*MATERIALS PROVIDED*.
★ ★ ★ ★ ★
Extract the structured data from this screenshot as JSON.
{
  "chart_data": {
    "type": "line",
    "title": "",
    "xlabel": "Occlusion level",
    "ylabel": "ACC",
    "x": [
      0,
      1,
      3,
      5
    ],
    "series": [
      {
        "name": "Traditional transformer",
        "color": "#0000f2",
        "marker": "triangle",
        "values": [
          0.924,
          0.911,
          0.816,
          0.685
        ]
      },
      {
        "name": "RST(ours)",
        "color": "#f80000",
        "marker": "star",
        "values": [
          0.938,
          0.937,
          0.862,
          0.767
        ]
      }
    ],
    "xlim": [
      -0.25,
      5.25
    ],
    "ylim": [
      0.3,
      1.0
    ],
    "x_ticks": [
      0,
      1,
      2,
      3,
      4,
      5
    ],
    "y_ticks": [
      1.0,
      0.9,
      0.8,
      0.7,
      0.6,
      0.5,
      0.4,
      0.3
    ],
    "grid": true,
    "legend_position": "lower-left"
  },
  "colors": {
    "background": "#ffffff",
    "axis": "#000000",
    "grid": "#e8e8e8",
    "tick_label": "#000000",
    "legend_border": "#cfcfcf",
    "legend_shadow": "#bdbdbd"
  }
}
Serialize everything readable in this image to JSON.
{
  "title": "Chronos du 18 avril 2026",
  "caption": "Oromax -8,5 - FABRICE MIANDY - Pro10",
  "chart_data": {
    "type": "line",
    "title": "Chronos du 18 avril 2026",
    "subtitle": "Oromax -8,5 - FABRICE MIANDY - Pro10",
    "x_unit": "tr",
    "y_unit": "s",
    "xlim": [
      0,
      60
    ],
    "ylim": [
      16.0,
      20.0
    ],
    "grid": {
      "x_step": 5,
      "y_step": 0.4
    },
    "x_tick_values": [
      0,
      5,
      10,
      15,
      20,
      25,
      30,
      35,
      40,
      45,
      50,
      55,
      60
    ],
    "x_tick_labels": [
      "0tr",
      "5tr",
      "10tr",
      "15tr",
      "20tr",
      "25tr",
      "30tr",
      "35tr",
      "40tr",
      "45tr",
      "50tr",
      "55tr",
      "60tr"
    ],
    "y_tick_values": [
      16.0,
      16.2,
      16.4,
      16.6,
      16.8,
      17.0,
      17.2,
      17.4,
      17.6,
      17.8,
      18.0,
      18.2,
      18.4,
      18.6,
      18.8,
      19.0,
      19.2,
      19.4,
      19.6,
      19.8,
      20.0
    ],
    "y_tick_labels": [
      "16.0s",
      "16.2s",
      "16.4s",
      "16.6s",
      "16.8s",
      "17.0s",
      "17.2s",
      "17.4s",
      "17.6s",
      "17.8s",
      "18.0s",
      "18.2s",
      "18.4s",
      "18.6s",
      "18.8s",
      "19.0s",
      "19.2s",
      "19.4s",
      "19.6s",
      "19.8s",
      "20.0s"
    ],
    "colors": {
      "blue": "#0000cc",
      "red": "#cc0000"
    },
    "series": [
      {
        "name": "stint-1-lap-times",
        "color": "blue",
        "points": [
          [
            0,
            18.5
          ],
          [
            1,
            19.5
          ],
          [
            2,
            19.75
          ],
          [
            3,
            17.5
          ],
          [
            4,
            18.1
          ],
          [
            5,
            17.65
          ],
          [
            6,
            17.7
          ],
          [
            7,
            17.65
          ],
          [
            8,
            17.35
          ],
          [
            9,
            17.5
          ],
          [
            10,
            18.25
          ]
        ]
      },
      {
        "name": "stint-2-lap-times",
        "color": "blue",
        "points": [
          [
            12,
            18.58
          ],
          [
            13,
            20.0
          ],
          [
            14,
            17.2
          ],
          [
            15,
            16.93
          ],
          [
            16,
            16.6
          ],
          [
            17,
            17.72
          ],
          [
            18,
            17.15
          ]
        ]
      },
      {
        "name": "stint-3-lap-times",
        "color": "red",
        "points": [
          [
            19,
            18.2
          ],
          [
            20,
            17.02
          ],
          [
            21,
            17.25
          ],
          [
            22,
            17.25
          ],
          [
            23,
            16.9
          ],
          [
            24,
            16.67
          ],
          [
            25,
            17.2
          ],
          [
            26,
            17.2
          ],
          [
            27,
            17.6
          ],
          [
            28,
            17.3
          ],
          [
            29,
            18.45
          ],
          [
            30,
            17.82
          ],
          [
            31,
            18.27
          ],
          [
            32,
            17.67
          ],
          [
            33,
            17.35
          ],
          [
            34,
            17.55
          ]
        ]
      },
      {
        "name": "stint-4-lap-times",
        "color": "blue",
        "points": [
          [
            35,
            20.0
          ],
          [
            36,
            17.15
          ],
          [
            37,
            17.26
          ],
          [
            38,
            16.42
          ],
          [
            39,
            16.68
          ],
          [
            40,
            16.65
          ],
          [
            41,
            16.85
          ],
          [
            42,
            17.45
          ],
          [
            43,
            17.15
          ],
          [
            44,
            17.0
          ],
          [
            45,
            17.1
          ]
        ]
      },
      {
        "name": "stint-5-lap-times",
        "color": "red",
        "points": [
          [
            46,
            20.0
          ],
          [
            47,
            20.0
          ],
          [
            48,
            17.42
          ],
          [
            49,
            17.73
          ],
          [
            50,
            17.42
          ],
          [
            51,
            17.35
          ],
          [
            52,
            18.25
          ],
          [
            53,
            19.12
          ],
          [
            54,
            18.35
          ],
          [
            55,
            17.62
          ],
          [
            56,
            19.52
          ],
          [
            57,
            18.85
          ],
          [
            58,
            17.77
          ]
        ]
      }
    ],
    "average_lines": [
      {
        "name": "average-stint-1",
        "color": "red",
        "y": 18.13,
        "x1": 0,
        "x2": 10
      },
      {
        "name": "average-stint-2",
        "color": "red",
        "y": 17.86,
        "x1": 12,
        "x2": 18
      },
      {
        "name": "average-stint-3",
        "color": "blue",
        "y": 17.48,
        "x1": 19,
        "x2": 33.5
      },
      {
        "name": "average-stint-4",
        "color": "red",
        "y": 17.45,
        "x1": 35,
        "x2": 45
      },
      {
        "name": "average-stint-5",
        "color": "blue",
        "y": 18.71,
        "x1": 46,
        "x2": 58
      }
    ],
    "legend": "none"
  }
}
★ ★ ★ ★ ★
*WHAT YOU ARE ASKED TO DO*. Scan the material line by line and report each one that contains "Chronos".

*FINISHED TASK*.
  "title": "Chronos du 18 avril 2026",
    "title": "Chronos du 18 avril 2026",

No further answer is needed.